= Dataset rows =
** START **
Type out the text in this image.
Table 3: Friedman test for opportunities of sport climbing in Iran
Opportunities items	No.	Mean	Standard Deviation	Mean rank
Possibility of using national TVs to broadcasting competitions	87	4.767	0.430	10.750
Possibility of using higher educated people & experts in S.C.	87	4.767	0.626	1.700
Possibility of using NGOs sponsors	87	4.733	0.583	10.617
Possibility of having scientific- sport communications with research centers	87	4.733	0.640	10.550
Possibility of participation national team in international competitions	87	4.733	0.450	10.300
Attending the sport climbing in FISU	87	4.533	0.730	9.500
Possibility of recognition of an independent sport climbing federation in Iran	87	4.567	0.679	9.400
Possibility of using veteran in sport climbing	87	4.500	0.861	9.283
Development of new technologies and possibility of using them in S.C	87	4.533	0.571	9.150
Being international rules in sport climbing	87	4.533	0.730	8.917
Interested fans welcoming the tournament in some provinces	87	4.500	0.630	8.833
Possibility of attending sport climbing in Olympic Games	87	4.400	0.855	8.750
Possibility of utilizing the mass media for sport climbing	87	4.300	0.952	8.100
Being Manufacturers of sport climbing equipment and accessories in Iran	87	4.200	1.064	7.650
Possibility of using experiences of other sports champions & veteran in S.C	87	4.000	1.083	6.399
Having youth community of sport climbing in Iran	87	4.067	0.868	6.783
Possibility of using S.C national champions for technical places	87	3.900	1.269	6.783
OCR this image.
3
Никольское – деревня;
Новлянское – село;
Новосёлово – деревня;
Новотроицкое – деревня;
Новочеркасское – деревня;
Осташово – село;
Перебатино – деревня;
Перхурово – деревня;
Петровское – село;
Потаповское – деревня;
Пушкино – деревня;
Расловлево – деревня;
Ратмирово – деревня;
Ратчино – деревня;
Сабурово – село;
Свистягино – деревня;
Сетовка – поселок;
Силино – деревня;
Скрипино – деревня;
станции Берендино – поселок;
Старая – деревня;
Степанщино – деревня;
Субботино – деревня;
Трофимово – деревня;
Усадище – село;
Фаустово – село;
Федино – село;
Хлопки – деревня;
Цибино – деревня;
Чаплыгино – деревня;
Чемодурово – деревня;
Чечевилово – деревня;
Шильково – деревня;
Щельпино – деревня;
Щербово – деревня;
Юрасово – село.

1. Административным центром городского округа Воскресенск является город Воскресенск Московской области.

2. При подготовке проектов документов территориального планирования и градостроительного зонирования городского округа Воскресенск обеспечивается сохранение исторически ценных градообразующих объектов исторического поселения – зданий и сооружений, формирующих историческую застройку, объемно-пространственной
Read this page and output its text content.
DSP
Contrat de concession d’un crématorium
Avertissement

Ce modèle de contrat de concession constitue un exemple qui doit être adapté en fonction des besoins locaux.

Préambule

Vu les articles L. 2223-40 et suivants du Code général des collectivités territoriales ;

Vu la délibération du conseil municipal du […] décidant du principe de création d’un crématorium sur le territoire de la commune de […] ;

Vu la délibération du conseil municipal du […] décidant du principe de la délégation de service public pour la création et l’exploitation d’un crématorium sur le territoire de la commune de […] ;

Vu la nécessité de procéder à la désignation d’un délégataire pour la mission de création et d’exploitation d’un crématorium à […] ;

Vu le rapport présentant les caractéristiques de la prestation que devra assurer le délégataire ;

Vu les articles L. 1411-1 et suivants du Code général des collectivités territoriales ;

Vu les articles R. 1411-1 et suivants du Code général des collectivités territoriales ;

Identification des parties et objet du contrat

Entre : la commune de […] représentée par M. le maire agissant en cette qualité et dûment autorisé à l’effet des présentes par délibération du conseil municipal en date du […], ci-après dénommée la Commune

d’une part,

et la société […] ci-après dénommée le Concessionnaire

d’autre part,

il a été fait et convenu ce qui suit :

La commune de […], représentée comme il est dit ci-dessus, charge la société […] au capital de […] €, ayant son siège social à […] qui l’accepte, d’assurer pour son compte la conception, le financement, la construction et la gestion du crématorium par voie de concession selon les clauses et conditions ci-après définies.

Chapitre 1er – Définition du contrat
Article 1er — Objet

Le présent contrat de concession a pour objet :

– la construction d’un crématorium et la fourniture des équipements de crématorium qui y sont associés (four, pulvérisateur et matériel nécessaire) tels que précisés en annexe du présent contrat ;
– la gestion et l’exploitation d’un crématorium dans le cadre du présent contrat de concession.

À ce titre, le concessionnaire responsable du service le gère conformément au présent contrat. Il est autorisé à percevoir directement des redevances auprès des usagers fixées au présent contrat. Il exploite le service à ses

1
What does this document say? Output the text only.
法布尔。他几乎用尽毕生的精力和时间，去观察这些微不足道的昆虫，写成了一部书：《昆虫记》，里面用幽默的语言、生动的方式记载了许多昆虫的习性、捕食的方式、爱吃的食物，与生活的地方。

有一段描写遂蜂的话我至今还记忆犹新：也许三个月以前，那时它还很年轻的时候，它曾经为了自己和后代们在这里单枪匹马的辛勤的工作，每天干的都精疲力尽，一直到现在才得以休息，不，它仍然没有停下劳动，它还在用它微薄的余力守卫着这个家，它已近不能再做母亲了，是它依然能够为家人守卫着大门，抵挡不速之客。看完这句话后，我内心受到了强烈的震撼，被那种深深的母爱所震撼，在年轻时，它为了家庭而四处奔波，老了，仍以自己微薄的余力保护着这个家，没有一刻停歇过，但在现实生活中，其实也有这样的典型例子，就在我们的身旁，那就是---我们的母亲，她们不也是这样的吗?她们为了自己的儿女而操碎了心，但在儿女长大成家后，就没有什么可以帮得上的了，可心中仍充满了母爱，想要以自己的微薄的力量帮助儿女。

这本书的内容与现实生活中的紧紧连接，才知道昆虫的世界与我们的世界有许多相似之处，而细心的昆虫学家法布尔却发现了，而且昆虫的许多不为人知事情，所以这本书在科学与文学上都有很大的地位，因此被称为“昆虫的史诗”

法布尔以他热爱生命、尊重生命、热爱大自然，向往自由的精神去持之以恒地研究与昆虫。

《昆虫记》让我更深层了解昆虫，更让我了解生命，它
** END **
= What you should do =
Consider the entries above and return each line with the string "territoire".

= Written solution =
Vu la délibération du conseil municipal du […] décidant du principe de création d’un crématorium sur le territoire de la commune de […] ;
Vu la délibération du conseil municipal du […] décidant du principe de la délégation de service public pour la création et l’exploitation d’un crématorium sur le territoire de la commune de […] ;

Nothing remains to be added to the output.